## What is needed
Make an exact copy of the records, with the images left out.

## Input material
########################################

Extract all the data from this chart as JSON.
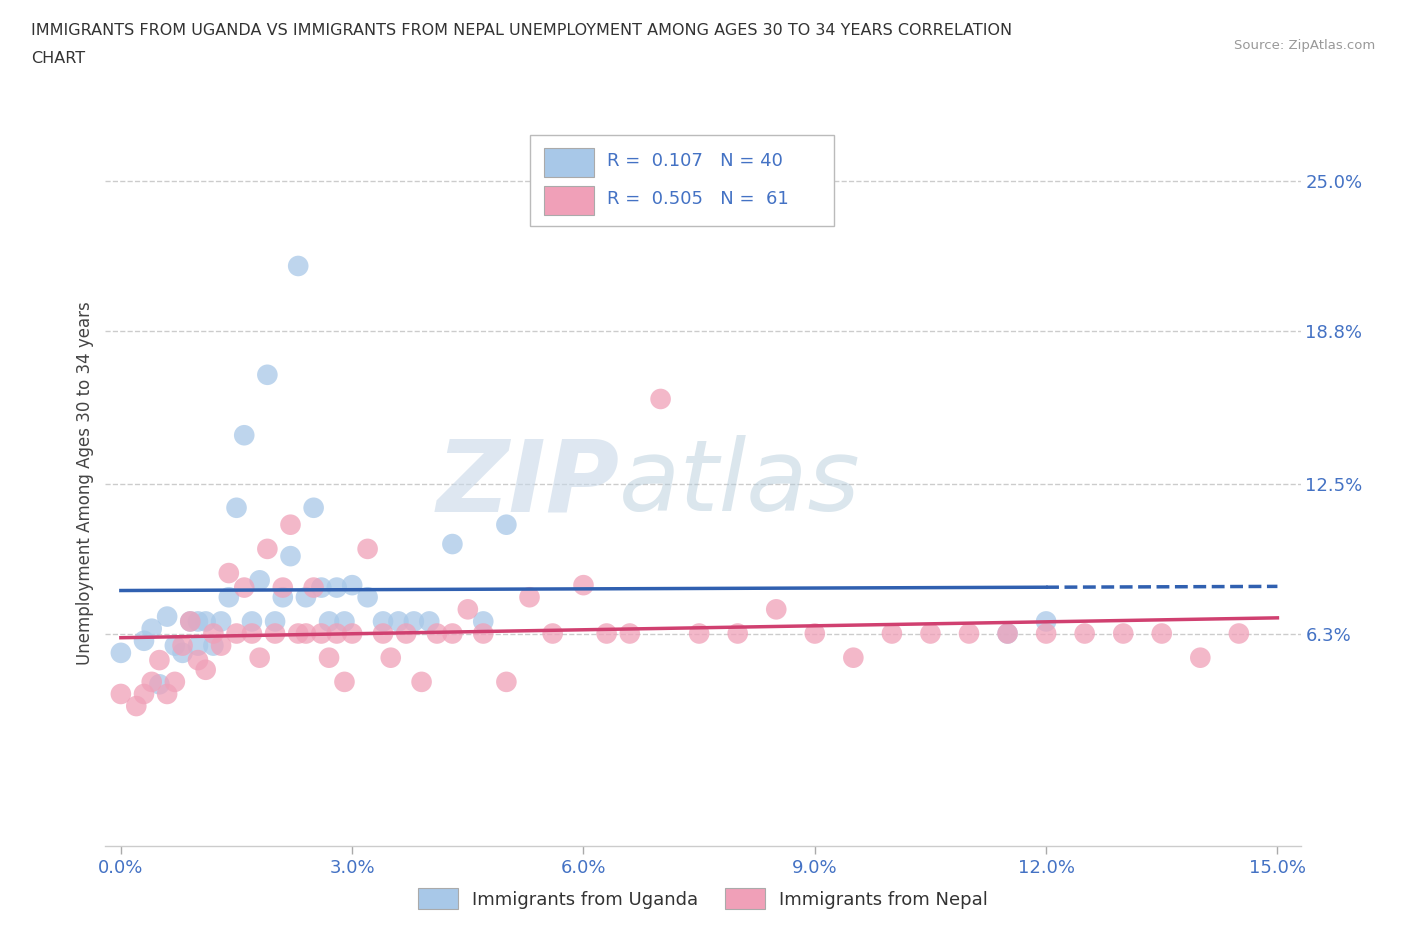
{
  "title_line1": "IMMIGRANTS FROM UGANDA VS IMMIGRANTS FROM NEPAL UNEMPLOYMENT AMONG AGES 30 TO 34 YEARS CORRELATION",
  "title_line2": "CHART",
  "source": "Source: ZipAtlas.com",
  "ylabel": "Unemployment Among Ages 30 to 34 years",
  "xlim": [
    -0.002,
    0.153
  ],
  "ylim": [
    -0.025,
    0.275
  ],
  "xticks": [
    0.0,
    0.03,
    0.06,
    0.09,
    0.12,
    0.15
  ],
  "xticklabels": [
    "0.0%",
    "3.0%",
    "6.0%",
    "9.0%",
    "12.0%",
    "15.0%"
  ],
  "yticks_right": [
    0.063,
    0.125,
    0.188,
    0.25
  ],
  "yticklabels_right": [
    "6.3%",
    "12.5%",
    "18.8%",
    "25.0%"
  ],
  "grid_color": "#cccccc",
  "watermark_zip": "ZIP",
  "watermark_atlas": "atlas",
  "uganda_color": "#a8c8e8",
  "nepal_color": "#f0a0b8",
  "uganda_line_color": "#3060b0",
  "nepal_line_color": "#d04070",
  "uganda_R": 0.107,
  "uganda_N": 40,
  "nepal_R": 0.505,
  "nepal_N": 61,
  "uganda_scatter_x": [
    0.0,
    0.003,
    0.004,
    0.005,
    0.006,
    0.007,
    0.008,
    0.009,
    0.01,
    0.01,
    0.011,
    0.012,
    0.013,
    0.014,
    0.015,
    0.016,
    0.017,
    0.018,
    0.019,
    0.02,
    0.021,
    0.022,
    0.023,
    0.024,
    0.025,
    0.026,
    0.027,
    0.028,
    0.029,
    0.03,
    0.032,
    0.034,
    0.036,
    0.038,
    0.04,
    0.043,
    0.047,
    0.05,
    0.115,
    0.12
  ],
  "uganda_scatter_y": [
    0.055,
    0.06,
    0.065,
    0.042,
    0.07,
    0.058,
    0.055,
    0.068,
    0.058,
    0.068,
    0.068,
    0.058,
    0.068,
    0.078,
    0.115,
    0.145,
    0.068,
    0.085,
    0.17,
    0.068,
    0.078,
    0.095,
    0.215,
    0.078,
    0.115,
    0.082,
    0.068,
    0.082,
    0.068,
    0.083,
    0.078,
    0.068,
    0.068,
    0.068,
    0.068,
    0.1,
    0.068,
    0.108,
    0.063,
    0.068
  ],
  "nepal_scatter_x": [
    0.0,
    0.002,
    0.003,
    0.004,
    0.005,
    0.006,
    0.007,
    0.008,
    0.009,
    0.01,
    0.011,
    0.012,
    0.013,
    0.014,
    0.015,
    0.016,
    0.017,
    0.018,
    0.019,
    0.02,
    0.021,
    0.022,
    0.023,
    0.024,
    0.025,
    0.026,
    0.027,
    0.028,
    0.029,
    0.03,
    0.032,
    0.034,
    0.035,
    0.037,
    0.039,
    0.041,
    0.043,
    0.045,
    0.047,
    0.05,
    0.053,
    0.056,
    0.06,
    0.063,
    0.066,
    0.07,
    0.075,
    0.08,
    0.085,
    0.09,
    0.095,
    0.1,
    0.105,
    0.11,
    0.115,
    0.12,
    0.125,
    0.13,
    0.135,
    0.14,
    0.145
  ],
  "nepal_scatter_y": [
    0.038,
    0.033,
    0.038,
    0.043,
    0.052,
    0.038,
    0.043,
    0.058,
    0.068,
    0.052,
    0.048,
    0.063,
    0.058,
    0.088,
    0.063,
    0.082,
    0.063,
    0.053,
    0.098,
    0.063,
    0.082,
    0.108,
    0.063,
    0.063,
    0.082,
    0.063,
    0.053,
    0.063,
    0.043,
    0.063,
    0.098,
    0.063,
    0.053,
    0.063,
    0.043,
    0.063,
    0.063,
    0.073,
    0.063,
    0.043,
    0.078,
    0.063,
    0.083,
    0.063,
    0.063,
    0.16,
    0.063,
    0.063,
    0.073,
    0.063,
    0.053,
    0.063,
    0.063,
    0.063,
    0.063,
    0.063,
    0.063,
    0.063,
    0.063,
    0.053,
    0.063
  ],
  "background_color": "#ffffff",
  "legend_box_color": "#ffffff",
  "legend_box_edge": "#cccccc",
  "label_color": "#4472c4"
}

########################################

## Response to this task
Extract all the data from this chart as JSON.
{
  "title_line1": "IMMIGRANTS FROM UGANDA VS IMMIGRANTS FROM NEPAL UNEMPLOYMENT AMONG AGES 30 TO 34 YEARS CORRELATION",
  "title_line2": "CHART",
  "source": "Source: ZipAtlas.com",
  "ylabel": "Unemployment Among Ages 30 to 34 years",
  "xlim": [
    -0.002,
    0.153
  ],
  "ylim": [
    -0.025,
    0.275
  ],
  "xticks": [
    0.0,
    0.03,
    0.06,
    0.09,
    0.12,
    0.15
  ],
  "xticklabels": [
    "0.0%",
    "3.0%",
    "6.0%",
    "9.0%",
    "12.0%",
    "15.0%"
  ],
  "yticks_right": [
    0.063,
    0.125,
    0.188,
    0.25
  ],
  "yticklabels_right": [
    "6.3%",
    "12.5%",
    "18.8%",
    "25.0%"
  ],
  "grid_color": "#cccccc",
  "watermark_zip": "ZIP",
  "watermark_atlas": "atlas",
  "uganda_color": "#a8c8e8",
  "nepal_color": "#f0a0b8",
  "uganda_line_color": "#3060b0",
  "nepal_line_color": "#d04070",
  "uganda_R": 0.107,
  "uganda_N": 40,
  "nepal_R": 0.505,
  "nepal_N": 61,
  "uganda_scatter_x": [
    0.0,
    0.003,
    0.004,
    0.005,
    0.006,
    0.007,
    0.008,
    0.009,
    0.01,
    0.01,
    0.011,
    0.012,
    0.013,
    0.014,
    0.015,
    0.016,
    0.017,
    0.018,
    0.019,
    0.02,
    0.021,
    0.022,
    0.023,
    0.024,
    0.025,
    0.026,
    0.027,
    0.028,
    0.029,
    0.03,
    0.032,
    0.034,
    0.036,
    0.038,
    0.04,
    0.043,
    0.047,
    0.05,
    0.115,
    0.12
  ],
  "uganda_scatter_y": [
    0.055,
    0.06,
    0.065,
    0.042,
    0.07,
    0.058,
    0.055,
    0.068,
    0.058,
    0.068,
    0.068,
    0.058,
    0.068,
    0.078,
    0.115,
    0.145,
    0.068,
    0.085,
    0.17,
    0.068,
    0.078,
    0.095,
    0.215,
    0.078,
    0.115,
    0.082,
    0.068,
    0.082,
    0.068,
    0.083,
    0.078,
    0.068,
    0.068,
    0.068,
    0.068,
    0.1,
    0.068,
    0.108,
    0.063,
    0.068
  ],
  "nepal_scatter_x": [
    0.0,
    0.002,
    0.003,
    0.004,
    0.005,
    0.006,
    0.007,
    0.008,
    0.009,
    0.01,
    0.011,
    0.012,
    0.013,
    0.014,
    0.015,
    0.016,
    0.017,
    0.018,
    0.019,
    0.02,
    0.021,
    0.022,
    0.023,
    0.024,
    0.025,
    0.026,
    0.027,
    0.028,
    0.029,
    0.03,
    0.032,
    0.034,
    0.035,
    0.037,
    0.039,
    0.041,
    0.043,
    0.045,
    0.047,
    0.05,
    0.053,
    0.056,
    0.06,
    0.063,
    0.066,
    0.07,
    0.075,
    0.08,
    0.085,
    0.09,
    0.095,
    0.1,
    0.105,
    0.11,
    0.115,
    0.12,
    0.125,
    0.13,
    0.135,
    0.14,
    0.145
  ],
  "nepal_scatter_y": [
    0.038,
    0.033,
    0.038,
    0.043,
    0.052,
    0.038,
    0.043,
    0.058,
    0.068,
    0.052,
    0.048,
    0.063,
    0.058,
    0.088,
    0.063,
    0.082,
    0.063,
    0.053,
    0.098,
    0.063,
    0.082,
    0.108,
    0.063,
    0.063,
    0.082,
    0.063,
    0.053,
    0.063,
    0.043,
    0.063,
    0.098,
    0.063,
    0.053,
    0.063,
    0.043,
    0.063,
    0.063,
    0.073,
    0.063,
    0.043,
    0.078,
    0.063,
    0.083,
    0.063,
    0.063,
    0.16,
    0.063,
    0.063,
    0.073,
    0.063,
    0.053,
    0.063,
    0.063,
    0.063,
    0.063,
    0.063,
    0.063,
    0.063,
    0.063,
    0.053,
    0.063
  ],
  "background_color": "#ffffff",
  "legend_box_color": "#ffffff",
  "legend_box_edge": "#cccccc",
  "label_color": "#4472c4"
}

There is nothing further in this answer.